***** KUTIPAN SUMBER

Pedis, Kritikan Direktur LP3BH Manokwari Terhadap Kinerja Kapolda
JAYAPURA,wartaplus.com - Direktur Eksekutif Lembaga Penelitian, Pengkajian dan Pengembangan Bantuan Hukum (LP3BH) Manokwari, Yan Christian Warinussy menegaskan bila Papua terus dirundung berbagai masalah penegakan hukum yang dapat berimbas pada pembangunan, selayaknya Kepala Kepolisian Daerah Papua diganti.
“Saya dengan tegas mengatakan, jika masalah-masalah terus terjadi, maka seorang Kapolda sebagai penegak hukum tertinggi di daerah (di Papua), kalau memang tidak mampu, sebaiknya mundur. Cari lagi Kapolda lain,” kata Yan Christian Warinussy, Rabu (1/12/2021).
Yan Christian Warinussy mengungkapkan, Kepolisian memiliki potensi yang bisa digunakan untuk menjadikan Papua damai dan sejuk. “Tapi dari Kapolda ganti Kapolda, yang sekarang Pak Mathius Fakhiri juga, saya lihat hal ini tidak dimaksimalkan,” tukasnya.
Ia menyarankan, cara mengembangkan potensi dari kepolisian misalnya dengan melakukan diskusi atau tukar pendapat, tukar pikiran dengan kelompok-kelompok non militer. Contohnya, kata dia, membangun dikusi dengan akademisi di perguruan tinggi, kelompok pemikir Papua yang ada di perkotaan, di sekitar pemerintahan atau berdialog dengan kelompok agama.
Dari diskusi tersebut, akan diperoleh masukan atas penanganan masalah di Papua. “Karena mereka punya pengalaman-pengalaman di internal sendiri baik secara regional maupun internasional, (Saya kira) mereka harus diajak bicara. Itu yang saya lihat selama ini tidak ditangani,” sambungnya.

**********

→ **PETUNJUK PENGERJAAN**:
1 - Dalam berita tentang kritik terhadap Kapolda Papua di atas, kalimat yang diawali "Ia menyarankan" menyebut beberapa bentuk kegiatan dengan kelompok-kelompok non militer. Sebutkan semua bentuk kegiatan itu.
2 - Ulangi kata demi kata bagian dari berita tentang kritik terhadap Kapolda Papua di atas, di antara "Yan Christian Warinussy mengungkapkan, Kepolisian" dan "dengan kelompok agama.", keduanya ikut disertakan.

***** CUPLIKAN DATA

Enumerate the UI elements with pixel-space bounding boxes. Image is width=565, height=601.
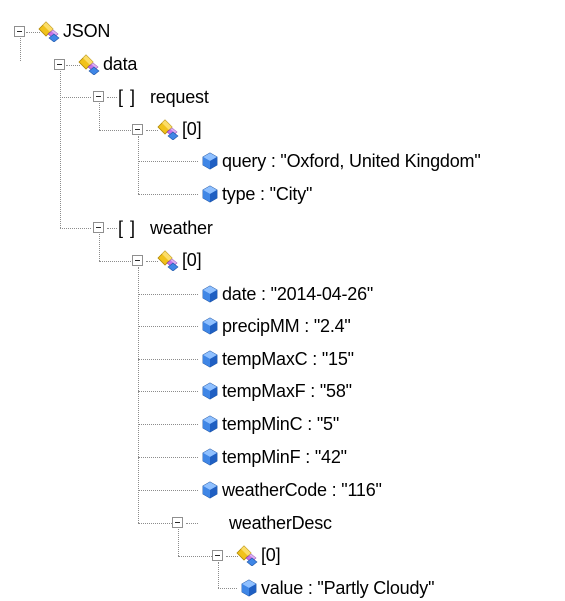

**********

→ **JAWABAN BENAR**:
1 - diskusi, tukar pendapat, tukar pikiran

2 -
Yan Christian Warinussy mengungkapkan, Kepolisian memiliki potensi yang bisa digunakan untuk menjadikan Papua damai dan sejuk. “Tapi dari Kapolda ganti Kapolda, yang sekarang Pak Mathius Fakhiri juga, saya lihat hal ini tidak dimaksimalkan,” tukasnya.
Ia menyarankan, cara mengembangkan potensi dari kepolisian misalnya dengan melakukan diskusi atau tukar pendapat, tukar pikiran dengan kelompok-kelompok non militer. Contohnya, kata dia, membangun dikusi dengan akademisi di perguruan tinggi, kelompok pemikir Papua yang ada di perkotaan, di sekitar pemerintahan atau berdialog dengan kelompok agama.